> **Using the information**:
1: Decide whether each statement below agrees with the LIBS interview. For each, answer yes or no and quote the deciding words from the LIBS interview. (a) Companies such as PharmaLaser did not succeed in getting the pharmaceutical community to adopt LIBS. (b) LIBS requires extensive sample preparation. (c) Measuring every element and isotope on the periodic chart can be achieved with LIBS alone.
2: Resume the LIBS interview from the point at which it stops.

RR: From a commercial standpoint, successful industrial applications are critical; we need to know how LIBS can solve industrial problems, if we are to displace mainstay technologies – in other words: what is the value added?
The value proposition for this technology is compelling – every element and isotope with a single instrument, no sample preparation and rapid turn-around time. Yet, several commercial applications have struggled, even where there are tangible benefits. Companies have tried for years to get LIBS accepted by the pharmaceutical industry. Even with all the benefits and successful demonstrations, it seems companies like PharmaLaser could not get this community to adopt LIBS. Why not? I once read that it took over 20 years for society to give up on typewriters and completely switch over to computers. Computers had to be proven in successful areas before mainstream society adopted them.
What advice would you give the LIBS community?
RR: Don’t extrapolate! Each application needs an optimized method. This is a requirement with every other analytical technology (consider the effort that goes into dissolution procedures that have been around for ages). Some in the LIBS community might like to think it is not the case for LIBS. But it is.
My goal is to have one instrument capable of measuring every element and isotope on the periodic chart. This can only be achieved by combining LIBS with other techniques such as ICP-MS and LAMIS.
VP: Understand the pros and cons of competing techniques, and propose the use of LIBS only where it has a real advantage (price, simplicity, performance). Don’t advertise results that you only hope to obtain. A good scientist should know the limitations of his or her technique, before exploiting its advantages.

> **Material supplied**:

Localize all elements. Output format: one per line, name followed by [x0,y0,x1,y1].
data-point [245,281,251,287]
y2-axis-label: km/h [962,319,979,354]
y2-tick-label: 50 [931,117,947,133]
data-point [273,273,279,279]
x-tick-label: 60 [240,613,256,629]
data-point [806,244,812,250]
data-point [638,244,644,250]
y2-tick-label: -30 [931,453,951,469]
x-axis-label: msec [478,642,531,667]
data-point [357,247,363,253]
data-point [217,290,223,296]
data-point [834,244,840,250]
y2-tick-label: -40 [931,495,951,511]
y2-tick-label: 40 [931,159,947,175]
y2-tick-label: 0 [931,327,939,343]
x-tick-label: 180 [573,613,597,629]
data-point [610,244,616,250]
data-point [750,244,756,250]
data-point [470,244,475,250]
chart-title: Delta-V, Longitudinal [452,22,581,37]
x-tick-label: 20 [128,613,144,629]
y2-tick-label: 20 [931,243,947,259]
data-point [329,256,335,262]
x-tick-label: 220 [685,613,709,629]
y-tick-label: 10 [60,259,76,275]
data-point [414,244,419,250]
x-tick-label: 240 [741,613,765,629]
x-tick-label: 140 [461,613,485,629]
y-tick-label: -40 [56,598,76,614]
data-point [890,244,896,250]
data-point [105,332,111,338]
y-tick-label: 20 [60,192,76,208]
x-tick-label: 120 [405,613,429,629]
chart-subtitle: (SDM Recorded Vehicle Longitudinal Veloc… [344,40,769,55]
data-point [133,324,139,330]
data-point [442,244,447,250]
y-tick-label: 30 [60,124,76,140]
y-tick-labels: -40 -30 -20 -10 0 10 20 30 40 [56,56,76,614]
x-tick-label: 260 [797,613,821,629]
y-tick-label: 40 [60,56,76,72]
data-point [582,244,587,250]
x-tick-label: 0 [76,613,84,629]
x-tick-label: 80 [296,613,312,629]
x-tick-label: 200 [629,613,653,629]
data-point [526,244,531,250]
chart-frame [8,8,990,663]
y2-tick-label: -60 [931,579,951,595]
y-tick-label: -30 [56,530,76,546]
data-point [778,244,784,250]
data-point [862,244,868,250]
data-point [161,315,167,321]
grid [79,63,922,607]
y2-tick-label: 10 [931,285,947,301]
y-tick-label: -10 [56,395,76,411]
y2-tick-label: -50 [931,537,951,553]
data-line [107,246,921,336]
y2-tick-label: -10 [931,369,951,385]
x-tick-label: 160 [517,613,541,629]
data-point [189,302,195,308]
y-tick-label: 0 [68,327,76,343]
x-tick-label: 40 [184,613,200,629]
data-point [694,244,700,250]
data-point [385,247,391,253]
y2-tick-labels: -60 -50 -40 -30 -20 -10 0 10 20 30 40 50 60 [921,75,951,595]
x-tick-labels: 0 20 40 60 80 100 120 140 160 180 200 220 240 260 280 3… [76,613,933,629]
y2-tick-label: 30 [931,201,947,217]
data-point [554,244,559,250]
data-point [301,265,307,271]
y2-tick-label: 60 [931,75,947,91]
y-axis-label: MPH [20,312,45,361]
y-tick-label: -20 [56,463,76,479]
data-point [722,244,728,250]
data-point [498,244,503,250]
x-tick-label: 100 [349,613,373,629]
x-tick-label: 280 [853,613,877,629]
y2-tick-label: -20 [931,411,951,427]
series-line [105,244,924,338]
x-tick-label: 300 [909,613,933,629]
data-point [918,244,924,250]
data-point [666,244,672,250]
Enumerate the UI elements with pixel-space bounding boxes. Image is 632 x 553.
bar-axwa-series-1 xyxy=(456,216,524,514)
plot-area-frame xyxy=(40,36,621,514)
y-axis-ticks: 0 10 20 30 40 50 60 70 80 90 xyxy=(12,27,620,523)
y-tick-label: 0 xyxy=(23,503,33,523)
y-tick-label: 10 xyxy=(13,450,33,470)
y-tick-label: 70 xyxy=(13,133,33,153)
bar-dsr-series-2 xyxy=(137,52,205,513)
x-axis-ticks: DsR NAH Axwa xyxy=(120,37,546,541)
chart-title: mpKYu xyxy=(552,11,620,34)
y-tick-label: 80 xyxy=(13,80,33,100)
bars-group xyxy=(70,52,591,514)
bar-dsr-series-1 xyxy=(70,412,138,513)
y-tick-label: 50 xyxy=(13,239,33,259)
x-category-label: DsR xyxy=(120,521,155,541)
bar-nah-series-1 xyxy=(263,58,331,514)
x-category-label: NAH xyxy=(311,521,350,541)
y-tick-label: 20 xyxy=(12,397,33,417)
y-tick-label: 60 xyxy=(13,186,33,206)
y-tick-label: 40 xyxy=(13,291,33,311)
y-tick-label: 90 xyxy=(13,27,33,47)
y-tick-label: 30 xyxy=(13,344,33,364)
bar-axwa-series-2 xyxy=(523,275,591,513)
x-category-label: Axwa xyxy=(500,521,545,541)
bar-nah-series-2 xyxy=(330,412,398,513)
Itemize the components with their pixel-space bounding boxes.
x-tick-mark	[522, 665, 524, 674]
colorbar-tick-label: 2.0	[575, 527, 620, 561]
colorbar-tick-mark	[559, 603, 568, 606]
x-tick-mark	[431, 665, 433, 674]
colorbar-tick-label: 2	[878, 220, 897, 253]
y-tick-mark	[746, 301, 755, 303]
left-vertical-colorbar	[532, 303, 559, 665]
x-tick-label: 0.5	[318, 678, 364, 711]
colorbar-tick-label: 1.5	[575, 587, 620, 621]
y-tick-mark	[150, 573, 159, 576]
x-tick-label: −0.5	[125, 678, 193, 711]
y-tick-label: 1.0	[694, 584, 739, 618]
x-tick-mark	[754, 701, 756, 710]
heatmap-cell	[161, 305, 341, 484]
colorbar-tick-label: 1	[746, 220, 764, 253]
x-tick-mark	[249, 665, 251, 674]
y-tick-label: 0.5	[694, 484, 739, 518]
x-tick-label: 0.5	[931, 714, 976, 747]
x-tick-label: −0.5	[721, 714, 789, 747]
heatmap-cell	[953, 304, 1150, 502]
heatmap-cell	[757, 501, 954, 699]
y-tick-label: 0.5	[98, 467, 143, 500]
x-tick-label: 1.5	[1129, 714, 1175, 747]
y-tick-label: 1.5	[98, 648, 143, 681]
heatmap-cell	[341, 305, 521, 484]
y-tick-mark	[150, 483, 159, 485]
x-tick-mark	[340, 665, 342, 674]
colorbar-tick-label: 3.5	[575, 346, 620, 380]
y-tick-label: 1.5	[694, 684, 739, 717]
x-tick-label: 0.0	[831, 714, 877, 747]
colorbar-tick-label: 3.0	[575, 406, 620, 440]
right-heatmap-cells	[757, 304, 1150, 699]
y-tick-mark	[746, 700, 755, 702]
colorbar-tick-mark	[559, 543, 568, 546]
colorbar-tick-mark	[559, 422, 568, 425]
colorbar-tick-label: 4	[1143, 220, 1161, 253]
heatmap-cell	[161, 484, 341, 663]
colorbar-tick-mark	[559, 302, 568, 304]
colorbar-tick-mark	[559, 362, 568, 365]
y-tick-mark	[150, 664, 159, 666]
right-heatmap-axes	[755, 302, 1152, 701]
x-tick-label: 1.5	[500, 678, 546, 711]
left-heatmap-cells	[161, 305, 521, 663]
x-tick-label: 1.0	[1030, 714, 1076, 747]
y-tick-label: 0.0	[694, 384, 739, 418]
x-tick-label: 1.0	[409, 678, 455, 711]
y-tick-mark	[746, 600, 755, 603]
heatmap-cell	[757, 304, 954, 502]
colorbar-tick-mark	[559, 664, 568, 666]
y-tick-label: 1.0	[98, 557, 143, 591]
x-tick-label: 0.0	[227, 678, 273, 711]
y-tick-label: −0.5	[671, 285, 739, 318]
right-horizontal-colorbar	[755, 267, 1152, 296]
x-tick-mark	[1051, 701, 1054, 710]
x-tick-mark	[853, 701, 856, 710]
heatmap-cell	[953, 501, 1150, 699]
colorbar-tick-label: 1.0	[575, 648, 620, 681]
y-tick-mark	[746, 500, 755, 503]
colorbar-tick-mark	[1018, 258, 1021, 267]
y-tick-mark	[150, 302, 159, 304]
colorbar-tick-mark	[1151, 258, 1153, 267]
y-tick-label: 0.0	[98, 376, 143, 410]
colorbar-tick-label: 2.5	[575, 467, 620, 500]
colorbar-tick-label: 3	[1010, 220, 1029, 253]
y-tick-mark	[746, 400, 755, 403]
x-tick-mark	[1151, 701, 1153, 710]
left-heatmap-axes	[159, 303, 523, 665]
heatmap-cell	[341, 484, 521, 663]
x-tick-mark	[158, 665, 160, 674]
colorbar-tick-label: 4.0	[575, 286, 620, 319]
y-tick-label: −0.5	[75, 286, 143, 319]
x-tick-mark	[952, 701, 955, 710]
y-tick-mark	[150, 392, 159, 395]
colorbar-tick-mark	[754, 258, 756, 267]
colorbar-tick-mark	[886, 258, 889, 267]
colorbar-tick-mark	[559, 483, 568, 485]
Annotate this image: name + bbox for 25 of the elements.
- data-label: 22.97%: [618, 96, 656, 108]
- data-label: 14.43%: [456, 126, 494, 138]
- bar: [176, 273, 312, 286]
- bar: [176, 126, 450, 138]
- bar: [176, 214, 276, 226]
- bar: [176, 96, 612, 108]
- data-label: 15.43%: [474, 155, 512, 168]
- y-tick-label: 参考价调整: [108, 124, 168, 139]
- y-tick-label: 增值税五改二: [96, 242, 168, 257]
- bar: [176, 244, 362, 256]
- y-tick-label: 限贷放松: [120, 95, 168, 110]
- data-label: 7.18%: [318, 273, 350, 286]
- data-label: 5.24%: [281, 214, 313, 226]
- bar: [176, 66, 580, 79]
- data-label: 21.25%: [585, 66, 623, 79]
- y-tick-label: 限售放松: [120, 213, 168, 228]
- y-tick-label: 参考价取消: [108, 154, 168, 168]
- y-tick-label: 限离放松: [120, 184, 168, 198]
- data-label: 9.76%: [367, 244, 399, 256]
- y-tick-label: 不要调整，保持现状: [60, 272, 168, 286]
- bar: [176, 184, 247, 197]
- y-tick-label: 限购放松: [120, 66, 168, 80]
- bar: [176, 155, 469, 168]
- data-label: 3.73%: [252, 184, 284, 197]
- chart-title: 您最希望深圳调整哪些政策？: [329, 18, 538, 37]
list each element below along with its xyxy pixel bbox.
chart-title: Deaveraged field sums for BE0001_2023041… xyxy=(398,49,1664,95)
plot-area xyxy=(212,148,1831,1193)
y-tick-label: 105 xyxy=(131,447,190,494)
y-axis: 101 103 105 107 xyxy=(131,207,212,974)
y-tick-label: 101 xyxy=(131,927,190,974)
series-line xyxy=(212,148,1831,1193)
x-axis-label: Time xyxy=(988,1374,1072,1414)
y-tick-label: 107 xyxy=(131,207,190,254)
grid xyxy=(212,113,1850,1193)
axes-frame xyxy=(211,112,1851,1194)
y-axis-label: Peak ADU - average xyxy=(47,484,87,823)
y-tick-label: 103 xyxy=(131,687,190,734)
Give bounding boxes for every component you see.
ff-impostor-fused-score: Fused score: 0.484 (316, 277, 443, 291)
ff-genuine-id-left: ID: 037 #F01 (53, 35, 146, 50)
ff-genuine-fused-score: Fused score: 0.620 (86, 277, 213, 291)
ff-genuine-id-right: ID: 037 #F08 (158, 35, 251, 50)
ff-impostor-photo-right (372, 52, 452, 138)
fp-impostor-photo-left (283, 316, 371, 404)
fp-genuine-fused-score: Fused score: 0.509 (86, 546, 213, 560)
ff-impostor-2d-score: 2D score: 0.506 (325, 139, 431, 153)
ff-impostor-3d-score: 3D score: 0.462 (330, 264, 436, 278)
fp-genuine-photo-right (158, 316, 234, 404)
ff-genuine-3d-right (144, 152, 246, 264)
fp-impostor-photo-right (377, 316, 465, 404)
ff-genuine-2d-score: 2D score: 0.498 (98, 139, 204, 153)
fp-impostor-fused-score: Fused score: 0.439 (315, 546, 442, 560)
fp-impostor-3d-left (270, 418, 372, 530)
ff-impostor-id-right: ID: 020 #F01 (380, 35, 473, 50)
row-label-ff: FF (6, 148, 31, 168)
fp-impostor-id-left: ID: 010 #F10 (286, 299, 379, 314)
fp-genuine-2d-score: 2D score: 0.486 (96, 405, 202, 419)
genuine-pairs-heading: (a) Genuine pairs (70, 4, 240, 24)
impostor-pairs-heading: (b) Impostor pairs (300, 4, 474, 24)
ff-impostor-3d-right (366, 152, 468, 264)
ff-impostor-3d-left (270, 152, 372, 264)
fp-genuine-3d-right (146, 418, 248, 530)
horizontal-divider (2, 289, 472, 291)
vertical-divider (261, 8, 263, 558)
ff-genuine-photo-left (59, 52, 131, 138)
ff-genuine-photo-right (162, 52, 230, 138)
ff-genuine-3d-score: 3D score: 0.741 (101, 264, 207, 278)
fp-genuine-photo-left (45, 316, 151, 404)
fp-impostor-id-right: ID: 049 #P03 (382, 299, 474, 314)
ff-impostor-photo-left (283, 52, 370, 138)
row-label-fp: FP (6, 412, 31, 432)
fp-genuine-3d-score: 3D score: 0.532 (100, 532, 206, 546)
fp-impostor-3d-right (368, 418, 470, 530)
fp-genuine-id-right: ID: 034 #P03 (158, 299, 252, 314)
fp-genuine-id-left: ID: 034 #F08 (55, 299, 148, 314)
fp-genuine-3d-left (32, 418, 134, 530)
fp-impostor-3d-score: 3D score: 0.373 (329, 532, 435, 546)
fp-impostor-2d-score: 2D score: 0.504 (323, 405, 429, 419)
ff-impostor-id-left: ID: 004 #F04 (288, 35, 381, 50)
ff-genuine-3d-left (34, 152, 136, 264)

> **Results by task**:
1:
(a) Yes: "it seems companies like PharmaLaser could not get this community to adopt LIBS."
(b) No: "no sample preparation"
(c) No: "This can only be achieved by combining LIBS with other techniques such as ICP-MS and LAMIS."

2:
DH: Seek out the ‘right’ applications of LIBS – the ‘low-hanging fruit’ that can benefit from its unique characteristics (low sample prep, in situ analysis, rapid processing, elemental analysis). LIBS is not an analytical panacea, and never will be – no analytical technique is. In addition, attention to the physics of detection with chemometrics remains essential. Making classifications based on spurious signals that are not rooted in fundamental physical (elemental) differences in the target space does not advance the cause of LIBS as an accepted analytical scheme.
Vincenzo Palleschi, Head of the Applied and Laser Spectroscopy Laboratory at the Institute of Chemistry of Organometallic Compounds, Pisa, Italy.
Rick Russo has studied the fundamental properties of laser material interactions and related applications for over 30 years. Since 1982, he has held various positions at the Lawrence Berkeley National Laboratory in Berkeley, California, where he is currently a Senior Scientist. Rick is also CEO and founder of Applied Spectra.
David Hahn is Professor and Department Chair at the University of Florida, Department of Mechanical and Aerospace Engineering, where he heads the Laser-Based Diagnostics Laboratory. The laboratory is dedicated to the development and application of advanced diagnostics techniques, including LIBS, Raman, light scattering and LIF. He has been working on fundamentals and applications of LIBS for over 20 years.